PROBLEM TO SOLVE. Print out each entry below exactly, please.
====== DATA LISTING
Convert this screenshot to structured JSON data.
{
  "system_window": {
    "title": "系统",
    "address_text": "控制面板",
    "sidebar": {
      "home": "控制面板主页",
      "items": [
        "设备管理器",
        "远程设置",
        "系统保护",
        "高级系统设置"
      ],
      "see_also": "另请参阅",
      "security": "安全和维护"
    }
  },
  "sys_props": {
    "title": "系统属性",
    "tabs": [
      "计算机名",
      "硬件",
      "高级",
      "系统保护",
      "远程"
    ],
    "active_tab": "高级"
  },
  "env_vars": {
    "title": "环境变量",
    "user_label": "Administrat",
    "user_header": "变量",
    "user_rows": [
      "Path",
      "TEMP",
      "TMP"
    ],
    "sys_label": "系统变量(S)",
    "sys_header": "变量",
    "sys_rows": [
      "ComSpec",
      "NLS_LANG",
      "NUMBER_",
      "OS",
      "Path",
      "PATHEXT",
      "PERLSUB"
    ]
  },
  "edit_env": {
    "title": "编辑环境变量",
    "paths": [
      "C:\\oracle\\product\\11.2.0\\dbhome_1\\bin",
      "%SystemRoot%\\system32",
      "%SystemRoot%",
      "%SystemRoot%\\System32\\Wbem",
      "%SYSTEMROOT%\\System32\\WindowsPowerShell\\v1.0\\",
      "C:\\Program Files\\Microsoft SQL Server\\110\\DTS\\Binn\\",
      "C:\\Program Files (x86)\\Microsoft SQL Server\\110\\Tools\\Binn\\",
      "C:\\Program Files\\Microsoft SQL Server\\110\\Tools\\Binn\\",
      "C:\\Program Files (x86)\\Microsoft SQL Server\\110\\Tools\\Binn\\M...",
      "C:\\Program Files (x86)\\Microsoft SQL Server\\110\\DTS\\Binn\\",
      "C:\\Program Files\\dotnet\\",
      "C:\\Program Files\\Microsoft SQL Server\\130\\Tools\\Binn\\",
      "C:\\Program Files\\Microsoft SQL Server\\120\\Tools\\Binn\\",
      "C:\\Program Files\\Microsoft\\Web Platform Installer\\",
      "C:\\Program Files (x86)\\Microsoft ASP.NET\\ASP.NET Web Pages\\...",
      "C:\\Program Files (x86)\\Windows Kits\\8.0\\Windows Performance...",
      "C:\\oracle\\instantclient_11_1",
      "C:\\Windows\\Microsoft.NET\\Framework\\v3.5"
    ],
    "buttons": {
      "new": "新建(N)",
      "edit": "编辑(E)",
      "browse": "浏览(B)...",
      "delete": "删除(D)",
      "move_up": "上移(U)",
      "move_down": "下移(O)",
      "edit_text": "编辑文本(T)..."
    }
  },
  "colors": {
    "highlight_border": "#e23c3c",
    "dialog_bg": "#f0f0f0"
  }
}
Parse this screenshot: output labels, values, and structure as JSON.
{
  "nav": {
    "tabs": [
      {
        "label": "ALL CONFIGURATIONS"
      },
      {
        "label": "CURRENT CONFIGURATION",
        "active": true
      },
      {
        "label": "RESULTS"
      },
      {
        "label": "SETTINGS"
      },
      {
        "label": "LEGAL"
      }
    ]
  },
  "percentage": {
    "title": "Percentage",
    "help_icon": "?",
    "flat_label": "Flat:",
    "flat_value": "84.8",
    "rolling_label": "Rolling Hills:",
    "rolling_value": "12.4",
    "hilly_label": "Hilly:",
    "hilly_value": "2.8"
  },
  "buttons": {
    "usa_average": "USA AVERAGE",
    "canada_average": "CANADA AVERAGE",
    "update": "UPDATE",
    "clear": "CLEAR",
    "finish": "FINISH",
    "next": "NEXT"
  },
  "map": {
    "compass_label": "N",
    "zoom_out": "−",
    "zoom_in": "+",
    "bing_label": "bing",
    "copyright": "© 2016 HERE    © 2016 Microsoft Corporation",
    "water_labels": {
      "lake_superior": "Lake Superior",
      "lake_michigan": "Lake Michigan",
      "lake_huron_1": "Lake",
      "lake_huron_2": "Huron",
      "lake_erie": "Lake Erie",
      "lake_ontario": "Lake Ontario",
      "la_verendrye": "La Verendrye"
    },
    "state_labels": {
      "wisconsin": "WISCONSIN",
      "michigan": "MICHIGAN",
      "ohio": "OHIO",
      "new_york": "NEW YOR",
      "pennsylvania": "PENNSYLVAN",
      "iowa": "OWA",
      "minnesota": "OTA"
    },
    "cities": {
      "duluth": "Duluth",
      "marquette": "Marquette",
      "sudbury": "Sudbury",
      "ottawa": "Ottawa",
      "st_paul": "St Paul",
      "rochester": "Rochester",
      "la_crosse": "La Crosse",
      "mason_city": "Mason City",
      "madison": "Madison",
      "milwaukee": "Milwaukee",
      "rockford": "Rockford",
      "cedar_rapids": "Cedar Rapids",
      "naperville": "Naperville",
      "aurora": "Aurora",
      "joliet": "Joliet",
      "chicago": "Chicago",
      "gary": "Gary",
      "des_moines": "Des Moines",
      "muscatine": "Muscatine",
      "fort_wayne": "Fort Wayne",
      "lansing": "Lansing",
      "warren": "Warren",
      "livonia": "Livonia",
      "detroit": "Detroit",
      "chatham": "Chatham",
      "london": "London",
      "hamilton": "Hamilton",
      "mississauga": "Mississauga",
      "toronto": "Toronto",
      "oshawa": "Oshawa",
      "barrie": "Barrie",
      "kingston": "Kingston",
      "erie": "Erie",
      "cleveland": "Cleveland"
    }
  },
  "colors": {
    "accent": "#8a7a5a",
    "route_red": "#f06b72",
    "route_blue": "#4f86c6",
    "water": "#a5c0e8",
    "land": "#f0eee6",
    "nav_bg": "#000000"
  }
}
============
EXERCISE RESPONSE.
Convert this screenshot to structured JSON data.
{
  "system_window": {
    "title": "系统",
    "address_text": "控制面板",
    "sidebar": {
      "home": "控制面板主页",
      "items": [
        "设备管理器",
        "远程设置",
        "系统保护",
        "高级系统设置"
      ],
      "see_also": "另请参阅",
      "security": "安全和维护"
    }
  },
  "sys_props": {
    "title": "系统属性",
    "tabs": [
      "计算机名",
      "硬件",
      "高级",
      "系统保护",
      "远程"
    ],
    "active_tab": "高级"
  },
  "env_vars": {
    "title": "环境变量",
    "user_label": "Administrat",
    "user_header": "变量",
    "user_rows": [
      "Path",
      "TEMP",
      "TMP"
    ],
    "sys_label": "系统变量(S)",
    "sys_header": "变量",
    "sys_rows": [
      "ComSpec",
      "NLS_LANG",
      "NUMBER_",
      "OS",
      "Path",
      "PATHEXT",
      "PERLSUB"
    ]
  },
  "edit_env": {
    "title": "编辑环境变量",
    "paths": [
      "C:\\oracle\\product\\11.2.0\\dbhome_1\\bin",
      "%SystemRoot%\\system32",
      "%SystemRoot%",
      "%SystemRoot%\\System32\\Wbem",
      "%SYSTEMROOT%\\System32\\WindowsPowerShell\\v1.0\\",
      "C:\\Program Files\\Microsoft SQL Server\\110\\DTS\\Binn\\",
      "C:\\Program Files (x86)\\Microsoft SQL Server\\110\\Tools\\Binn\\",
      "C:\\Program Files\\Microsoft SQL Server\\110\\Tools\\Binn\\",
      "C:\\Program Files (x86)\\Microsoft SQL Server\\110\\Tools\\Binn\\M...",
      "C:\\Program Files (x86)\\Microsoft SQL Server\\110\\DTS\\Binn\\",
      "C:\\Program Files\\dotnet\\",
      "C:\\Program Files\\Microsoft SQL Server\\130\\Tools\\Binn\\",
      "C:\\Program Files\\Microsoft SQL Server\\120\\Tools\\Binn\\",
      "C:\\Program Files\\Microsoft\\Web Platform Installer\\",
      "C:\\Program Files (x86)\\Microsoft ASP.NET\\ASP.NET Web Pages\\...",
      "C:\\Program Files (x86)\\Windows Kits\\8.0\\Windows Performance...",
      "C:\\oracle\\instantclient_11_1",
      "C:\\Windows\\Microsoft.NET\\Framework\\v3.5"
    ],
    "buttons": {
      "new": "新建(N)",
      "edit": "编辑(E)",
      "browse": "浏览(B)...",
      "delete": "删除(D)",
      "move_up": "上移(U)",
      "move_down": "下移(O)",
      "edit_text": "编辑文本(T)..."
    }
  },
  "colors": {
    "highlight_border": "#e23c3c",
    "dialog_bg": "#f0f0f0"
  }
}
Parse this screenshot: output labels, values, and structure as JSON.
{
  "nav": {
    "tabs": [
      {
        "label": "ALL CONFIGURATIONS"
      },
      {
        "label": "CURRENT CONFIGURATION",
        "active": true
      },
      {
        "label": "RESULTS"
      },
      {
        "label": "SETTINGS"
      },
      {
        "label": "LEGAL"
      }
    ]
  },
  "percentage": {
    "title": "Percentage",
    "help_icon": "?",
    "flat_label": "Flat:",
    "flat_value": "84.8",
    "rolling_label": "Rolling Hills:",
    "rolling_value": "12.4",
    "hilly_label": "Hilly:",
    "hilly_value": "2.8"
  },
  "buttons": {
    "usa_average": "USA AVERAGE",
    "canada_average": "CANADA AVERAGE",
    "update": "UPDATE",
    "clear": "CLEAR",
    "finish": "FINISH",
    "next": "NEXT"
  },
  "map": {
    "compass_label": "N",
    "zoom_out": "−",
    "zoom_in": "+",
    "bing_label": "bing",
    "copyright": "© 2016 HERE    © 2016 Microsoft Corporation",
    "water_labels": {
      "lake_superior": "Lake Superior",
      "lake_michigan": "Lake Michigan",
      "lake_huron_1": "Lake",
      "lake_huron_2": "Huron",
      "lake_erie": "Lake Erie",
      "lake_ontario": "Lake Ontario",
      "la_verendrye": "La Verendrye"
    },
    "state_labels": {
      "wisconsin": "WISCONSIN",
      "michigan": "MICHIGAN",
      "ohio": "OHIO",
      "new_york": "NEW YOR",
      "pennsylvania": "PENNSYLVAN",
      "iowa": "OWA",
      "minnesota": "OTA"
    },
    "cities": {
      "duluth": "Duluth",
      "marquette": "Marquette",
      "sudbury": "Sudbury",
      "ottawa": "Ottawa",
      "st_paul": "St Paul",
      "rochester": "Rochester",
      "la_crosse": "La Crosse",
      "mason_city": "Mason City",
      "madison": "Madison",
      "milwaukee": "Milwaukee",
      "rockford": "Rockford",
      "cedar_rapids": "Cedar Rapids",
      "naperville": "Naperville",
      "aurora": "Aurora",
      "joliet": "Joliet",
      "chicago": "Chicago",
      "gary": "Gary",
      "des_moines": "Des Moines",
      "muscatine": "Muscatine",
      "fort_wayne": "Fort Wayne",
      "lansing": "Lansing",
      "warren": "Warren",
      "livonia": "Livonia",
      "detroit": "Detroit",
      "chatham": "Chatham",
      "london": "London",
      "hamilton": "Hamilton",
      "mississauga": "Mississauga",
      "toronto": "Toronto",
      "oshawa": "Oshawa",
      "barrie": "Barrie",
      "kingston": "Kingston",
      "erie": "Erie",
      "cleveland": "Cleveland"
    }
  },
  "colors": {
    "accent": "#8a7a5a",
    "route_red": "#f06b72",
    "route_blue": "#4f86c6",
    "water": "#a5c0e8",
    "land": "#f0eee6",
    "nav_bg": "#000000"
  }
}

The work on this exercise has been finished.